[Start Listing]

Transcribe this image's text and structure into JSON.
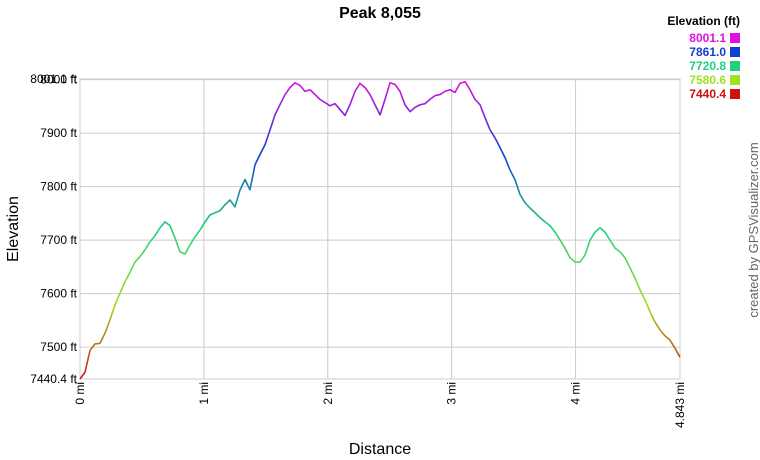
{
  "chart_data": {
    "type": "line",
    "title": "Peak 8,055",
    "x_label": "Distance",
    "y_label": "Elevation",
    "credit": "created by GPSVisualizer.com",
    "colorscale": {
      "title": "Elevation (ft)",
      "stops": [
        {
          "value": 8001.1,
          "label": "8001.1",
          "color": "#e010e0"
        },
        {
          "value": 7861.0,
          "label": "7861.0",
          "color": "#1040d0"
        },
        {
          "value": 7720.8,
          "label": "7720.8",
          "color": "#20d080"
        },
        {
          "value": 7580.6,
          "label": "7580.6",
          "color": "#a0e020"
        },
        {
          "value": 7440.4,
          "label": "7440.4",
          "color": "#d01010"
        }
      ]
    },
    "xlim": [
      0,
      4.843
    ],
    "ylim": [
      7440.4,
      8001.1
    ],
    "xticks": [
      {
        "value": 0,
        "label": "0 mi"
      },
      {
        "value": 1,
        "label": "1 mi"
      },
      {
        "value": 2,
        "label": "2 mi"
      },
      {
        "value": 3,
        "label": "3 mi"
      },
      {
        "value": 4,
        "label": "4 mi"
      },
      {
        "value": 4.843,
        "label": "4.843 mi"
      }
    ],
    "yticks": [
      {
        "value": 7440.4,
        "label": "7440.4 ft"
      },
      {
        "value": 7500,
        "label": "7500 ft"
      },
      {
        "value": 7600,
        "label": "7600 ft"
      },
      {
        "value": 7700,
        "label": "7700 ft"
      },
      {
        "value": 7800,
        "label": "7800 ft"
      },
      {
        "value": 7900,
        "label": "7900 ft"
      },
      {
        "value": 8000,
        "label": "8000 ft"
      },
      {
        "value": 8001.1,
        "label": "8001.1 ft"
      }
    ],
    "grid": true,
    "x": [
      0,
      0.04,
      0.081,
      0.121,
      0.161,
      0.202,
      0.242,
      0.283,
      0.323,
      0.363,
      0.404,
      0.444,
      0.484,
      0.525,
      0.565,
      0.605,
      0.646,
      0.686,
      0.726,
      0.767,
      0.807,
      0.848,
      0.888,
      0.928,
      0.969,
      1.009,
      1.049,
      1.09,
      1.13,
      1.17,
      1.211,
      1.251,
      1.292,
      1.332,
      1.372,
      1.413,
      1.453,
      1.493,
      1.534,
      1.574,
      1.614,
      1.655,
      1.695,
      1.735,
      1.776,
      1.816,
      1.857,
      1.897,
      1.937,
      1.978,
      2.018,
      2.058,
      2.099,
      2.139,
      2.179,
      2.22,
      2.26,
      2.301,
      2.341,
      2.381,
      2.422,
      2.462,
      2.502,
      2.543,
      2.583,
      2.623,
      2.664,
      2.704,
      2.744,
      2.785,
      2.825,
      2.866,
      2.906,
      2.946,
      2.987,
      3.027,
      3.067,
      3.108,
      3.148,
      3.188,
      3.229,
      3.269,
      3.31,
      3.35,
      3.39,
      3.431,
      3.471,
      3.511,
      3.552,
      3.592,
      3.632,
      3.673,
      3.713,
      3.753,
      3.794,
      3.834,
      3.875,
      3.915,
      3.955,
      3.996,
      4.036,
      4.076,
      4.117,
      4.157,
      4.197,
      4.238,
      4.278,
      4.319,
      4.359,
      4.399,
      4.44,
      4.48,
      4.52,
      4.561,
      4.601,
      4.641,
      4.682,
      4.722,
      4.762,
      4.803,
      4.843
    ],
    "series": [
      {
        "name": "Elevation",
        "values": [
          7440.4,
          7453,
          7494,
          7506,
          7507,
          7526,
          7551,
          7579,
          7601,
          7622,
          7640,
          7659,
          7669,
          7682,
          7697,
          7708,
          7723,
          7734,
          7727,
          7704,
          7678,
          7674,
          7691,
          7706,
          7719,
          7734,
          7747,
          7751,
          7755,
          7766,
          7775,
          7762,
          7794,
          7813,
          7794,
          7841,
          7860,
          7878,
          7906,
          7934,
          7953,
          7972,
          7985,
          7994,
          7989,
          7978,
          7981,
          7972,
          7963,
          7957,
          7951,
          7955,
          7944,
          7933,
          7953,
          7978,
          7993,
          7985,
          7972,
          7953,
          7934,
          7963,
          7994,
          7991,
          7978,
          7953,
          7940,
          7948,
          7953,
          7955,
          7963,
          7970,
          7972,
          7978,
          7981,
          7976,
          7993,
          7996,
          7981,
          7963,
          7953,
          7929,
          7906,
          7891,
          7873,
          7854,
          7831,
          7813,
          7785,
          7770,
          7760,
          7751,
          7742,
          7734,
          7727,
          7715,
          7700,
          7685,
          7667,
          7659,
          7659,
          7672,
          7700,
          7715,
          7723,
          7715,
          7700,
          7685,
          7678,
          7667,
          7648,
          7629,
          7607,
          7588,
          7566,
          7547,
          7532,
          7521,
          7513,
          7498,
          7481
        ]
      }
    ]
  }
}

[End Listing]
[Start Listing]

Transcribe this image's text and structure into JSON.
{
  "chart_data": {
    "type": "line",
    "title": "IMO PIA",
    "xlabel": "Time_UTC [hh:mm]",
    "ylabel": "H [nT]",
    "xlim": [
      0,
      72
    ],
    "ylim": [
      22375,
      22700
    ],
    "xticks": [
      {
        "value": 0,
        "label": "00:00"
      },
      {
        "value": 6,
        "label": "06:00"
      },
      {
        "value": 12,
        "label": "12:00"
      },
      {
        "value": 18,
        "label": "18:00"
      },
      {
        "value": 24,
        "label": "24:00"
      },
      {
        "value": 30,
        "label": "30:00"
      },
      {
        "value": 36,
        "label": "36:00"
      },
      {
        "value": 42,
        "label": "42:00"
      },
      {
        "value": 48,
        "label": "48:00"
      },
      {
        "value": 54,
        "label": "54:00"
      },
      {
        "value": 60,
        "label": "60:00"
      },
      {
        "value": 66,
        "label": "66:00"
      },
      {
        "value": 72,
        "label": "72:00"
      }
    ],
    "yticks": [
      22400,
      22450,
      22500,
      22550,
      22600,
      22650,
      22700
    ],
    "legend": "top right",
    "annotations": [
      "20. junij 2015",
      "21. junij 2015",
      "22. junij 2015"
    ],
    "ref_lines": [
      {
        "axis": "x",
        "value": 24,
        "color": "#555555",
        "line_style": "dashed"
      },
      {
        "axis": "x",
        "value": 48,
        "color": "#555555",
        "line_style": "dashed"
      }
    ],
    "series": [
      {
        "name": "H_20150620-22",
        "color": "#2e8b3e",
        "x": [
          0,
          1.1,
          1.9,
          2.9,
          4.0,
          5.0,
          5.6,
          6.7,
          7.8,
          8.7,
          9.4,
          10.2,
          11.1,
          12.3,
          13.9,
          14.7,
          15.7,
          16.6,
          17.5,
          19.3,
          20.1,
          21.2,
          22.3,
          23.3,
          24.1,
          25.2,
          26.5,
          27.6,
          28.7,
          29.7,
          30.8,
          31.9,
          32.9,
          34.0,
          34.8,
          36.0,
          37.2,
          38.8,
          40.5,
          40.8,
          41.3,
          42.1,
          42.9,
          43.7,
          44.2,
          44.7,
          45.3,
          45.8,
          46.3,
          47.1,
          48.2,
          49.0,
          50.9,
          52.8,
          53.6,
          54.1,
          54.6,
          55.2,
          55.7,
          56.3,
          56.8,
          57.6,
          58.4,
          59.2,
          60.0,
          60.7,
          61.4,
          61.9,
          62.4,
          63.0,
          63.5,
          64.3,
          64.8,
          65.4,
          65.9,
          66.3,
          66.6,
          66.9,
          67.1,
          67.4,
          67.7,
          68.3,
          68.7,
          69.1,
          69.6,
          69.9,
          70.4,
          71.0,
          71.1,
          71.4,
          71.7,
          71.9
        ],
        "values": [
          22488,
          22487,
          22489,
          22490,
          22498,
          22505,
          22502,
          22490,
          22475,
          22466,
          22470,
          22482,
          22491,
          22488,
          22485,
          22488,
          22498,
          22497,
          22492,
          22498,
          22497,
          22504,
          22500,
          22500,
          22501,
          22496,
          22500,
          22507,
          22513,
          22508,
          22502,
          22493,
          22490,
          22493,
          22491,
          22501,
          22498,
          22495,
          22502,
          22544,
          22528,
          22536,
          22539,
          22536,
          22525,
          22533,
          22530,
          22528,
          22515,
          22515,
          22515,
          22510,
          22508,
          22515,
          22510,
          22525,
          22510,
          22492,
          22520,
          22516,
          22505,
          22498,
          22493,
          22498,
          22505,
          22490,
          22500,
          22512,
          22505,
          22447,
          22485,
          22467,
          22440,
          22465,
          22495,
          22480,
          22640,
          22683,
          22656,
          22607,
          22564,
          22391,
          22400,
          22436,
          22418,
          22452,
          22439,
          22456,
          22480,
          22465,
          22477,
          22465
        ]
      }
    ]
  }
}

[End Listing]

» Task description: Supply the count of lines in the entries that contain the word "junij", and nothing besides.

» Reply: 3